### YOUR GOAL
Each line containing the word "nJul" should be found and copied.

### GIVEN RECORDS
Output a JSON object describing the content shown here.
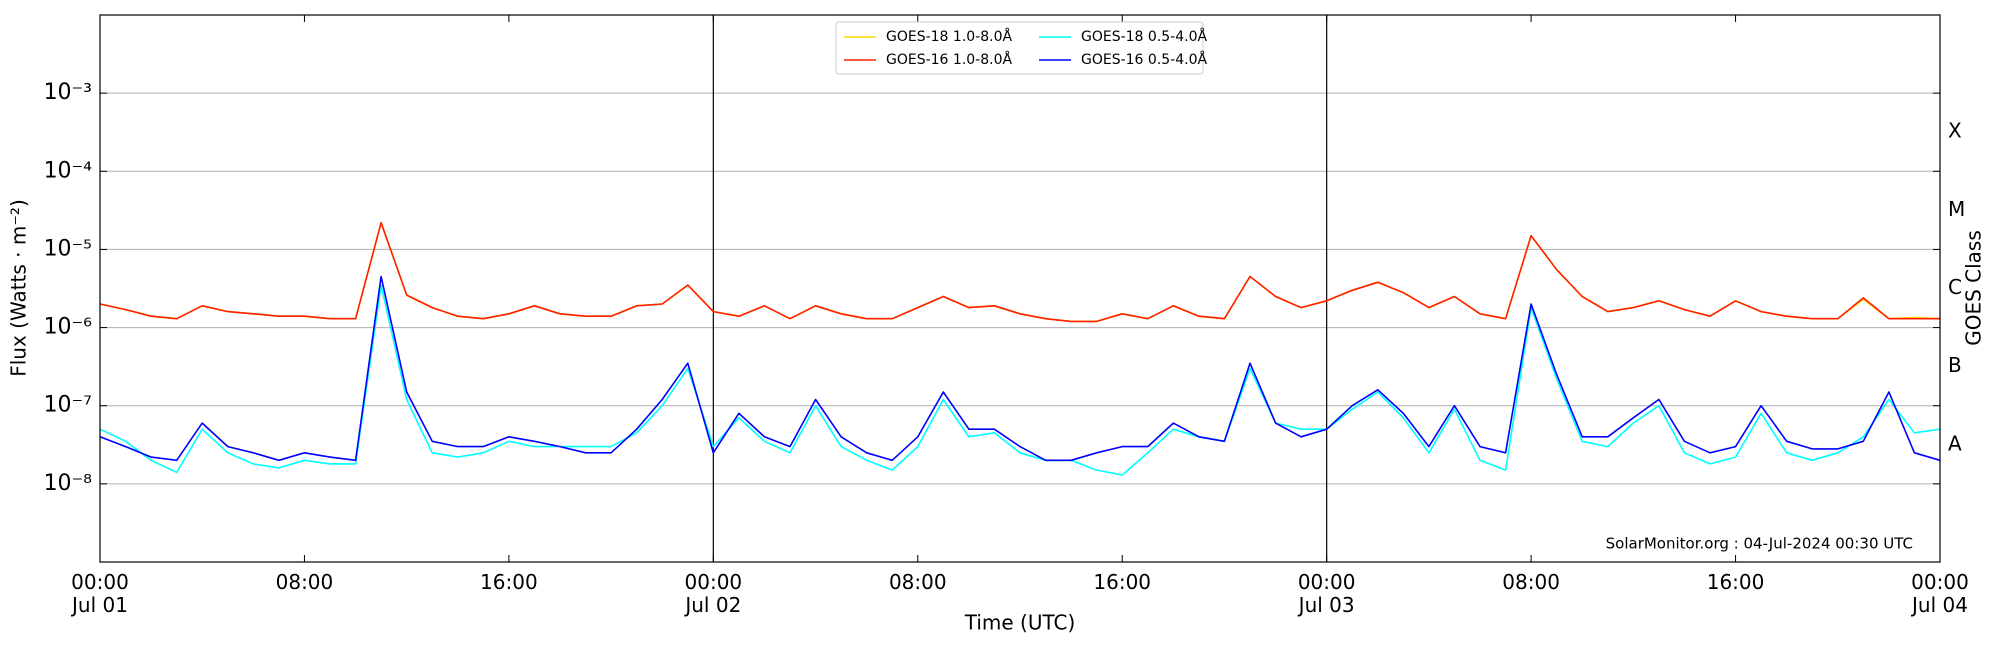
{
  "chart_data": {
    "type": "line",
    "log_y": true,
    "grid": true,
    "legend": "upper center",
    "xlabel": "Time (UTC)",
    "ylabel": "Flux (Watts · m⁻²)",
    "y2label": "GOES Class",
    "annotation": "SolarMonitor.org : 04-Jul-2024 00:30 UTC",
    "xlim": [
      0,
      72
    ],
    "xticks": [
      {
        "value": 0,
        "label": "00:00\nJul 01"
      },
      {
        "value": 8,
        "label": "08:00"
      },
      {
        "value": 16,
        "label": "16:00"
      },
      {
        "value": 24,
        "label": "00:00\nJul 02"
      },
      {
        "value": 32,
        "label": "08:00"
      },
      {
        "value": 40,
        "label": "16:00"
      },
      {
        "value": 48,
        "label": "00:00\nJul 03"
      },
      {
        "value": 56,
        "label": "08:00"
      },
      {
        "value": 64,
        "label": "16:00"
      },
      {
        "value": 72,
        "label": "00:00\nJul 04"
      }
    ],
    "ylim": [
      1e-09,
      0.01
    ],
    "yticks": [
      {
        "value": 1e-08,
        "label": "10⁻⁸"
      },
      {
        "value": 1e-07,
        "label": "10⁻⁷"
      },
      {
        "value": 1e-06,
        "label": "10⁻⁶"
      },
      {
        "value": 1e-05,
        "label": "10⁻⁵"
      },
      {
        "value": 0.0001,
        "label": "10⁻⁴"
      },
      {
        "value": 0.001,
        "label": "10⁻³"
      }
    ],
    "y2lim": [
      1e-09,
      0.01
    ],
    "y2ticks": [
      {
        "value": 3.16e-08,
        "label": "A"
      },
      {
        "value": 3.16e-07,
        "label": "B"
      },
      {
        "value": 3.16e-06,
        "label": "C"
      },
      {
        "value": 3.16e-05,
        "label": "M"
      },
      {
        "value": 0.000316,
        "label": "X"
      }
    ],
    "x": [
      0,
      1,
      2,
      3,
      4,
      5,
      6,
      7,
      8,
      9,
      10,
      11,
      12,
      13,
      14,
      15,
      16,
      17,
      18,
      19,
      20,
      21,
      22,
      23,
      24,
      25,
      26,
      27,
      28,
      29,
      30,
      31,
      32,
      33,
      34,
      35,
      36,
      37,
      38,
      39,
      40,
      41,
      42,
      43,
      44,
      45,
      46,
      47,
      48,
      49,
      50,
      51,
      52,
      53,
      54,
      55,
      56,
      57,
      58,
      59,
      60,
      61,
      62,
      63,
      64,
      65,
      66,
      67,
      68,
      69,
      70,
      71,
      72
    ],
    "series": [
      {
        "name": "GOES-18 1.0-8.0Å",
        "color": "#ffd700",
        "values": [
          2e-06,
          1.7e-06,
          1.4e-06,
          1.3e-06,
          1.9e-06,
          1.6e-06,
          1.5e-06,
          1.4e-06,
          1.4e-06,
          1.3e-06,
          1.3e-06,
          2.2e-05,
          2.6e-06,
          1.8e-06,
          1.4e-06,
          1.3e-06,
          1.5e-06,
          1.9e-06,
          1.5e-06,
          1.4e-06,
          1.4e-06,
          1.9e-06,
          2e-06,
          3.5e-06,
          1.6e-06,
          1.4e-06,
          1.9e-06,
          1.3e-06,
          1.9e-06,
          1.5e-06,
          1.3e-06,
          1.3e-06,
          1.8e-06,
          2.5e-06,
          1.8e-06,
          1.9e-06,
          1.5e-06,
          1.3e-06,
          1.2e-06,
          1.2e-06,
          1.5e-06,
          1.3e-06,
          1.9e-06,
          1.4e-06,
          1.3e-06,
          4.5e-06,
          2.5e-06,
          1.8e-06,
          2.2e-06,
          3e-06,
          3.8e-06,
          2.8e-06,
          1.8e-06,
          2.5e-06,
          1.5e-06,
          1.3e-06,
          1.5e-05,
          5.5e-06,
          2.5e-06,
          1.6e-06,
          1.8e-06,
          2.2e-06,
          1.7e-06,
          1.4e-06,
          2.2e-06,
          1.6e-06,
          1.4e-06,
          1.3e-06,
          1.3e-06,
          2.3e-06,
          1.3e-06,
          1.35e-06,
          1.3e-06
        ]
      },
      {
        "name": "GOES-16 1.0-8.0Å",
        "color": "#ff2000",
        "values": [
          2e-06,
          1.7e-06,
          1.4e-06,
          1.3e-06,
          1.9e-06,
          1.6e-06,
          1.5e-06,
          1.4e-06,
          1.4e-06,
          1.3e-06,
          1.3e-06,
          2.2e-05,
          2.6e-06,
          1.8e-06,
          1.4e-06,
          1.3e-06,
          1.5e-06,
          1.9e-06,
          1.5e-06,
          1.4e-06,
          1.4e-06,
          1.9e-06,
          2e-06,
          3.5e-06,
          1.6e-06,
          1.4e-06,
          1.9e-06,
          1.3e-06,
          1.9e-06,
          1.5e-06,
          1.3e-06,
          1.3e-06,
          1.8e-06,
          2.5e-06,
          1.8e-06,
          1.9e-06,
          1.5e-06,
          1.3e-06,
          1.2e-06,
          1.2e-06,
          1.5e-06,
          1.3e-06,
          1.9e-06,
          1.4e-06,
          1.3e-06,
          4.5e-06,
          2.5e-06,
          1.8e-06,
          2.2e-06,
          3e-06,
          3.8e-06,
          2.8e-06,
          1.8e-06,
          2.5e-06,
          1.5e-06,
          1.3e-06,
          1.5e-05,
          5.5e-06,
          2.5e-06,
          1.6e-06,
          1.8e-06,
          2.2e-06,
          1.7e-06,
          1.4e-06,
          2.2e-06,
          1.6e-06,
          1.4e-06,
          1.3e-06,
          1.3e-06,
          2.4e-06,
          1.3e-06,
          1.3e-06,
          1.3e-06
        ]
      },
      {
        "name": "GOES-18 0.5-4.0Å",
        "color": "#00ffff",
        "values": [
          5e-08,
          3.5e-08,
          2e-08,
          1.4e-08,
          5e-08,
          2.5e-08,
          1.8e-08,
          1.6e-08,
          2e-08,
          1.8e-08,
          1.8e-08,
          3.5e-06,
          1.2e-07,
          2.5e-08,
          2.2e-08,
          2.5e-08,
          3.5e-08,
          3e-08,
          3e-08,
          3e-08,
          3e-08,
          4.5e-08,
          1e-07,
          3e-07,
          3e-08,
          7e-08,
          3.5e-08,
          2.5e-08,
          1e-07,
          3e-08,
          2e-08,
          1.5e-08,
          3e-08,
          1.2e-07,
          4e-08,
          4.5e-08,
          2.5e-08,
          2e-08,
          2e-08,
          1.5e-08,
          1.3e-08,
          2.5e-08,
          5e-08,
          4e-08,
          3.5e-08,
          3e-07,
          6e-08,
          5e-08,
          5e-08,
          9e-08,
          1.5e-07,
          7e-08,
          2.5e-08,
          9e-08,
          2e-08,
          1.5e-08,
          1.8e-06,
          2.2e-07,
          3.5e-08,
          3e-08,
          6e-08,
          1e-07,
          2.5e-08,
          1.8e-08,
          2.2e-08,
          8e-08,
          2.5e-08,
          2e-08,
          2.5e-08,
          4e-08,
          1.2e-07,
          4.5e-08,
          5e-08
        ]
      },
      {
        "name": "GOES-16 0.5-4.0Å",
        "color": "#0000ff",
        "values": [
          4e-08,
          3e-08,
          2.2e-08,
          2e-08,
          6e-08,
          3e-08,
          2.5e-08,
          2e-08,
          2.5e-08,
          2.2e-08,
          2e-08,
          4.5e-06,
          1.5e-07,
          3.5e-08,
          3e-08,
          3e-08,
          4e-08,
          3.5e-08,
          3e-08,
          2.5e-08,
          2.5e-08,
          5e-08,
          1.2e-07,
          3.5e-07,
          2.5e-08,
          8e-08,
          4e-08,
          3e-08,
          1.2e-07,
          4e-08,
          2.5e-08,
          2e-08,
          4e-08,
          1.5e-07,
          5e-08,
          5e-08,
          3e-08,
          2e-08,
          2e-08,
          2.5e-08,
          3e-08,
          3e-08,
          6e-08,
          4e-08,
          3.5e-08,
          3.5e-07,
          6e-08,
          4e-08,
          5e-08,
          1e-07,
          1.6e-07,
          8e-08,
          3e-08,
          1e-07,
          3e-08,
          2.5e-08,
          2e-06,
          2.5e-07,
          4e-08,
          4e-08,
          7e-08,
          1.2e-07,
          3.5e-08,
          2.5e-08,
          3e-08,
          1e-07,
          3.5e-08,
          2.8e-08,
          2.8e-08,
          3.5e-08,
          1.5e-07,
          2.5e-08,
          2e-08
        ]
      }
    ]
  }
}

### RESULT
        "label": "00:00\nJul 01"
        "label": "00:00\nJul 02"
        "label": "00:00\nJul 03"
        "label": "00:00\nJul 04"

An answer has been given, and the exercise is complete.